* begin *
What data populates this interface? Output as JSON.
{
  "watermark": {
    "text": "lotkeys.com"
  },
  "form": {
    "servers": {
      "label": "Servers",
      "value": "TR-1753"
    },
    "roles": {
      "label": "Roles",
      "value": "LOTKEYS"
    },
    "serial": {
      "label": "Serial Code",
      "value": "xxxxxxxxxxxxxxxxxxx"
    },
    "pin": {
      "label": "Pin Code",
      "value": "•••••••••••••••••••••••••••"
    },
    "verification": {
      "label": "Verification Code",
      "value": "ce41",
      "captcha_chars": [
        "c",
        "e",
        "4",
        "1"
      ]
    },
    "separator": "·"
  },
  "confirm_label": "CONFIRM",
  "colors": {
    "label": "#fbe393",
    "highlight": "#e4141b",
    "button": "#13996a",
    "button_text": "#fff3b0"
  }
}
* end *
* begin *
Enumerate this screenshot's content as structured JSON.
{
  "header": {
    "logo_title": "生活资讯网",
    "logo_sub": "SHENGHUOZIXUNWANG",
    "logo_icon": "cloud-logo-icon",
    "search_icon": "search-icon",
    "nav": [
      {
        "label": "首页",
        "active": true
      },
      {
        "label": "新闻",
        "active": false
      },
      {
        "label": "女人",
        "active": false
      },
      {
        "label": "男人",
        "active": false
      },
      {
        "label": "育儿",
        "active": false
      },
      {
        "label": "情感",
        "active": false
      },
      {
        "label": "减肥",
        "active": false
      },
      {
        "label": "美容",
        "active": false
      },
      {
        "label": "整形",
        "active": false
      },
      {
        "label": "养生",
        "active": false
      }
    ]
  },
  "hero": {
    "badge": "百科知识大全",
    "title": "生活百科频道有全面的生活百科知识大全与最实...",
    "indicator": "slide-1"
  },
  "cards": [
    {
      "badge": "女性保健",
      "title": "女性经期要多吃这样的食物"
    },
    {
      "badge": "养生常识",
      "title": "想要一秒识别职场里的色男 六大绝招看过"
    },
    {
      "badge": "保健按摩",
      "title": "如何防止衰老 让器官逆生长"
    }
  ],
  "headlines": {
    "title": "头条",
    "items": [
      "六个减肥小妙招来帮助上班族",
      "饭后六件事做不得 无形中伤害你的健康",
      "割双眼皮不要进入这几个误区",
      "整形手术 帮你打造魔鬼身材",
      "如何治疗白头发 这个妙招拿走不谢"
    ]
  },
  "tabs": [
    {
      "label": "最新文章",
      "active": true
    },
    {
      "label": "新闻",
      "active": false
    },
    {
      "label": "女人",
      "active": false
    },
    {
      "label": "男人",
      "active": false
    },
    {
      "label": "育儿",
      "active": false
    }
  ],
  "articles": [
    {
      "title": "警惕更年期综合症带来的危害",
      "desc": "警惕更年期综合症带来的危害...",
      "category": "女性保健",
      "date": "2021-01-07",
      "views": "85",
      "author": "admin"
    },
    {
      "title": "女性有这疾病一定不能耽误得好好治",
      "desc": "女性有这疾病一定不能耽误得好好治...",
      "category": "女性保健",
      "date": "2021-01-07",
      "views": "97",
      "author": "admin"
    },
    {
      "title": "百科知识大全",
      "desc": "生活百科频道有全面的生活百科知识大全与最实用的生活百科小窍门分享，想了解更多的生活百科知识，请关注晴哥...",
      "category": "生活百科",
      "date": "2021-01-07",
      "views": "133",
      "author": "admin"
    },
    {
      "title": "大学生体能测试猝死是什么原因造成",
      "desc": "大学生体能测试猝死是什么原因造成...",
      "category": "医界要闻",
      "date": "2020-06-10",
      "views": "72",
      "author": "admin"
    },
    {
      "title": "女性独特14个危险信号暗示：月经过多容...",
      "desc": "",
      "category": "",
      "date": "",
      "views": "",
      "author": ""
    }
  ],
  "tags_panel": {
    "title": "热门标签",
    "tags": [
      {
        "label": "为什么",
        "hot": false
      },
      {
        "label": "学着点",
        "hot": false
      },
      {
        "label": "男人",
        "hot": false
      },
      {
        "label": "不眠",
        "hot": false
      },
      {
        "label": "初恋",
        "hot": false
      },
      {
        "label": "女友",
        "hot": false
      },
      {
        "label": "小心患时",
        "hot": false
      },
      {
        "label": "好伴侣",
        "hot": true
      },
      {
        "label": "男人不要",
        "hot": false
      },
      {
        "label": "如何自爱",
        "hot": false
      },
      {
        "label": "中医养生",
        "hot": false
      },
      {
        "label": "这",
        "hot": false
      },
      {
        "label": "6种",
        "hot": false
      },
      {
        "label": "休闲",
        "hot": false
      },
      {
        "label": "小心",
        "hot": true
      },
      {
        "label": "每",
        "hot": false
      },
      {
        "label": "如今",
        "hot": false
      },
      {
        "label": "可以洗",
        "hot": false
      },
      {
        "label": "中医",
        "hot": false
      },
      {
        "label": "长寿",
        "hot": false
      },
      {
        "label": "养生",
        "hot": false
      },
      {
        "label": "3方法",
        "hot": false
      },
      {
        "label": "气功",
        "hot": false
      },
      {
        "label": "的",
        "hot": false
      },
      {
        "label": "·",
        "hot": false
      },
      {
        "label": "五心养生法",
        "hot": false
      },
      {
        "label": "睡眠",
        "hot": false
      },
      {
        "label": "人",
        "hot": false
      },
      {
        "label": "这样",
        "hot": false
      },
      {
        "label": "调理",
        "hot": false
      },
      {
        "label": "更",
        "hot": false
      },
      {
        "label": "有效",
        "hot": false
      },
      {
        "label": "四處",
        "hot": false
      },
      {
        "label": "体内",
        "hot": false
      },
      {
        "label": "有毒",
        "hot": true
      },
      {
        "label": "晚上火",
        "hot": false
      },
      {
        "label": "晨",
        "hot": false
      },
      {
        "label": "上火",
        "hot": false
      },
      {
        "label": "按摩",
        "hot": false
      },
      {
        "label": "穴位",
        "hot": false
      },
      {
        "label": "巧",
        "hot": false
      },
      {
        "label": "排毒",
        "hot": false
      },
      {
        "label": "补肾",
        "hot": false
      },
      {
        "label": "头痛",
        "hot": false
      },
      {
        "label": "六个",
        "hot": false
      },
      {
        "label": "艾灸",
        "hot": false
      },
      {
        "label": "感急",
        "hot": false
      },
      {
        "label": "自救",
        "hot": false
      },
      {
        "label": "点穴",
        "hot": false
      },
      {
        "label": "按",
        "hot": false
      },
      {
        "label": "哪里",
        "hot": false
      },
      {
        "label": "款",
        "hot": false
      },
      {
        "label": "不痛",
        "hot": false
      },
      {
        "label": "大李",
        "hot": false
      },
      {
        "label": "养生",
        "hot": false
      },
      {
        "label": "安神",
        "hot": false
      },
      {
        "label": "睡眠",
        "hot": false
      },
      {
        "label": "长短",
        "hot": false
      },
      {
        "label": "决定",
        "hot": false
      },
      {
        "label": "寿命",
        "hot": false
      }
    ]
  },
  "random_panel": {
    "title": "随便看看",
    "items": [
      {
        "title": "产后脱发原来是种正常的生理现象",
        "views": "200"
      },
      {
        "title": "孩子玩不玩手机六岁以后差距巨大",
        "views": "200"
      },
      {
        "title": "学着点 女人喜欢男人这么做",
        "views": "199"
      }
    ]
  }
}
* end *
* **Directive**
Locate the string "icon" in the listing above and copy every line where it occurs.

* **Answer to this exercise**
    "logo_icon": "cloud-logo-icon",
    "search_icon": "search-icon",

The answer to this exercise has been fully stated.